* What you will do: Send each entry back exactly as given, pictures excluded.

* Records from a data source:
* start *
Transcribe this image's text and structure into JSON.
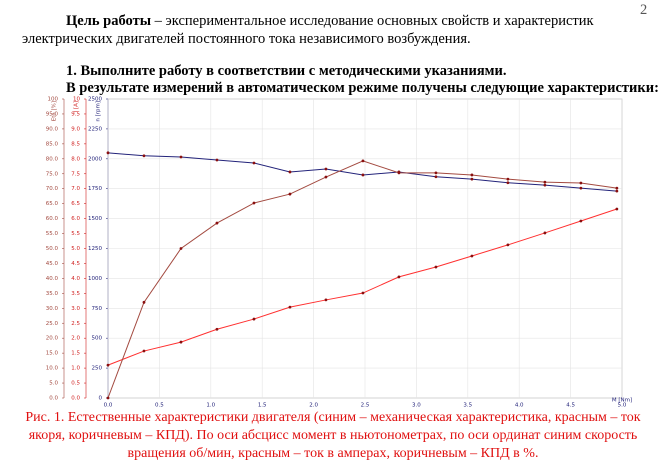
{
  "page_number": "2",
  "goal": {
    "lead": "Цель работы",
    "line1": " – экспериментальное исследование основных свойств и  характеристик",
    "line2": "электрических двигателей постоянного тока независимого возбуждения."
  },
  "step": {
    "line1": "1. Выполните работу в соответствии с методическими указаниями.",
    "line2": "В результате измерений в автоматическом режиме получены следующие характеристики:"
  },
  "chart_data": {
    "type": "line",
    "grid": true,
    "xlabel": "M [Nm]",
    "ylabel": "n [rpm]",
    "y2label": "I [A]",
    "y3label": "Eta [%]",
    "x": [
      0,
      0.35,
      0.71,
      1.06,
      1.42,
      1.77,
      2.12,
      2.48,
      2.83,
      3.19,
      3.54,
      3.89,
      4.25,
      4.6,
      4.95
    ],
    "xlim": [
      0,
      5
    ],
    "xticks": [
      {
        "value": 0,
        "label": "0.0"
      },
      0.5,
      {
        "value": 1,
        "label": "1.0"
      },
      1.5,
      {
        "value": 2,
        "label": "2.0"
      },
      2.5,
      {
        "value": 3,
        "label": "3.0"
      },
      3.5,
      {
        "value": 4,
        "label": "4.0"
      },
      4.5,
      {
        "value": 5,
        "label": "5.0"
      }
    ],
    "ylim": [
      0,
      2500
    ],
    "yticks": [
      0,
      250,
      500,
      750,
      1000,
      1250,
      1500,
      1750,
      2000,
      2250,
      2500
    ],
    "y2lim": [
      0,
      10
    ],
    "y2ticks": [
      {
        "value": 0,
        "label": "0.0"
      },
      0.5,
      {
        "value": 1,
        "label": "1.0"
      },
      1.5,
      {
        "value": 2,
        "label": "2.0"
      },
      2.5,
      {
        "value": 3,
        "label": "3.0"
      },
      3.5,
      {
        "value": 4,
        "label": "4.0"
      },
      4.5,
      {
        "value": 5,
        "label": "5.0"
      },
      5.5,
      {
        "value": 6,
        "label": "6.0"
      },
      6.5,
      {
        "value": 7,
        "label": "7.0"
      },
      7.5,
      {
        "value": 8,
        "label": "8.0"
      },
      8.5,
      {
        "value": 9,
        "label": "9.0"
      },
      9.5,
      10
    ],
    "y3lim": [
      0,
      100
    ],
    "y3ticks": [
      {
        "value": 0,
        "label": "0.0"
      },
      {
        "value": 5,
        "label": "5.0"
      },
      {
        "value": 10,
        "label": "10.0"
      },
      {
        "value": 15,
        "label": "15.0"
      },
      {
        "value": 20,
        "label": "20.0"
      },
      {
        "value": 25,
        "label": "25.0"
      },
      {
        "value": 30,
        "label": "30.0"
      },
      {
        "value": 35,
        "label": "35.0"
      },
      {
        "value": 40,
        "label": "40.0"
      },
      {
        "value": 45,
        "label": "45.0"
      },
      {
        "value": 50,
        "label": "50.0"
      },
      {
        "value": 55,
        "label": "55.0"
      },
      {
        "value": 60,
        "label": "60.0"
      },
      {
        "value": 65,
        "label": "65.0"
      },
      {
        "value": 70,
        "label": "70.0"
      },
      {
        "value": 75,
        "label": "75.0"
      },
      {
        "value": 80,
        "label": "80.0"
      },
      {
        "value": 85,
        "label": "85.0"
      },
      {
        "value": 90,
        "label": "90.0"
      },
      {
        "value": 95,
        "label": "95.0"
      },
      100
    ],
    "series": [
      {
        "color": "#23237a",
        "values": [
          2050,
          2025,
          2015,
          1990,
          1965,
          1890,
          1915,
          1865,
          1890,
          1850,
          1830,
          1800,
          1780,
          1755,
          1730
        ]
      },
      {
        "color": "#ff3030",
        "axis": "y2",
        "values": [
          1.1,
          1.57,
          1.87,
          2.3,
          2.64,
          3.04,
          3.28,
          3.51,
          4.05,
          4.38,
          4.75,
          5.12,
          5.52,
          5.92,
          6.32
        ]
      },
      {
        "color": "#a34a40",
        "axis": "y3",
        "values": [
          0,
          32,
          50,
          58.5,
          65.2,
          68.2,
          73.9,
          79.3,
          75.3,
          75.3,
          74.6,
          73.2,
          72.2,
          71.9,
          70.2
        ]
      }
    ]
  },
  "caption": [
    "Рис. 1. Естественные характеристики двигателя (синим – механическая характеристика, красным – ток",
    "якоря, коричневым – КПД). По оси абсцисс момент в ньютонометрах, по оси ординат синим скорость",
    "вращения об/мин, красным – ток в амперах, коричневым – КПД в %."
  ]
}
* end *
* Task response:
Transcribe this image's text and structure into JSON.
{
  "page_number": "2",
  "goal": {
    "lead": "Цель работы",
    "line1": " – экспериментальное исследование основных свойств и  характеристик",
    "line2": "электрических двигателей постоянного тока независимого возбуждения."
  },
  "step": {
    "line1": "1. Выполните работу в соответствии с методическими указаниями.",
    "line2": "В результате измерений в автоматическом режиме получены следующие характеристики:"
  },
  "chart_data": {
    "type": "line",
    "grid": true,
    "xlabel": "M [Nm]",
    "ylabel": "n [rpm]",
    "y2label": "I [A]",
    "y3label": "Eta [%]",
    "x": [
      0,
      0.35,
      0.71,
      1.06,
      1.42,
      1.77,
      2.12,
      2.48,
      2.83,
      3.19,
      3.54,
      3.89,
      4.25,
      4.6,
      4.95
    ],
    "xlim": [
      0,
      5
    ],
    "xticks": [
      {
        "value": 0,
        "label": "0.0"
      },
      0.5,
      {
        "value": 1,
        "label": "1.0"
      },
      1.5,
      {
        "value": 2,
        "label": "2.0"
      },
      2.5,
      {
        "value": 3,
        "label": "3.0"
      },
      3.5,
      {
        "value": 4,
        "label": "4.0"
      },
      4.5,
      {
        "value": 5,
        "label": "5.0"
      }
    ],
    "ylim": [
      0,
      2500
    ],
    "yticks": [
      0,
      250,
      500,
      750,
      1000,
      1250,
      1500,
      1750,
      2000,
      2250,
      2500
    ],
    "y2lim": [
      0,
      10
    ],
    "y2ticks": [
      {
        "value": 0,
        "label": "0.0"
      },
      0.5,
      {
        "value": 1,
        "label": "1.0"
      },
      1.5,
      {
        "value": 2,
        "label": "2.0"
      },
      2.5,
      {
        "value": 3,
        "label": "3.0"
      },
      3.5,
      {
        "value": 4,
        "label": "4.0"
      },
      4.5,
      {
        "value": 5,
        "label": "5.0"
      },
      5.5,
      {
        "value": 6,
        "label": "6.0"
      },
      6.5,
      {
        "value": 7,
        "label": "7.0"
      },
      7.5,
      {
        "value": 8,
        "label": "8.0"
      },
      8.5,
      {
        "value": 9,
        "label": "9.0"
      },
      9.5,
      10
    ],
    "y3lim": [
      0,
      100
    ],
    "y3ticks": [
      {
        "value": 0,
        "label": "0.0"
      },
      {
        "value": 5,
        "label": "5.0"
      },
      {
        "value": 10,
        "label": "10.0"
      },
      {
        "value": 15,
        "label": "15.0"
      },
      {
        "value": 20,
        "label": "20.0"
      },
      {
        "value": 25,
        "label": "25.0"
      },
      {
        "value": 30,
        "label": "30.0"
      },
      {
        "value": 35,
        "label": "35.0"
      },
      {
        "value": 40,
        "label": "40.0"
      },
      {
        "value": 45,
        "label": "45.0"
      },
      {
        "value": 50,
        "label": "50.0"
      },
      {
        "value": 55,
        "label": "55.0"
      },
      {
        "value": 60,
        "label": "60.0"
      },
      {
        "value": 65,
        "label": "65.0"
      },
      {
        "value": 70,
        "label": "70.0"
      },
      {
        "value": 75,
        "label": "75.0"
      },
      {
        "value": 80,
        "label": "80.0"
      },
      {
        "value": 85,
        "label": "85.0"
      },
      {
        "value": 90,
        "label": "90.0"
      },
      {
        "value": 95,
        "label": "95.0"
      },
      100
    ],
    "series": [
      {
        "color": "#23237a",
        "values": [
          2050,
          2025,
          2015,
          1990,
          1965,
          1890,
          1915,
          1865,
          1890,
          1850,
          1830,
          1800,
          1780,
          1755,
          1730
        ]
      },
      {
        "color": "#ff3030",
        "axis": "y2",
        "values": [
          1.1,
          1.57,
          1.87,
          2.3,
          2.64,
          3.04,
          3.28,
          3.51,
          4.05,
          4.38,
          4.75,
          5.12,
          5.52,
          5.92,
          6.32
        ]
      },
      {
        "color": "#a34a40",
        "axis": "y3",
        "values": [
          0,
          32,
          50,
          58.5,
          65.2,
          68.2,
          73.9,
          79.3,
          75.3,
          75.3,
          74.6,
          73.2,
          72.2,
          71.9,
          70.2
        ]
      }
    ]
  },
  "caption": [
    "Рис. 1. Естественные характеристики двигателя (синим – механическая характеристика, красным – ток",
    "якоря, коричневым – КПД). По оси абсцисс момент в ньютонометрах, по оси ординат синим скорость",
    "вращения об/мин, красным – ток в амперах, коричневым – КПД в %."
  ]
}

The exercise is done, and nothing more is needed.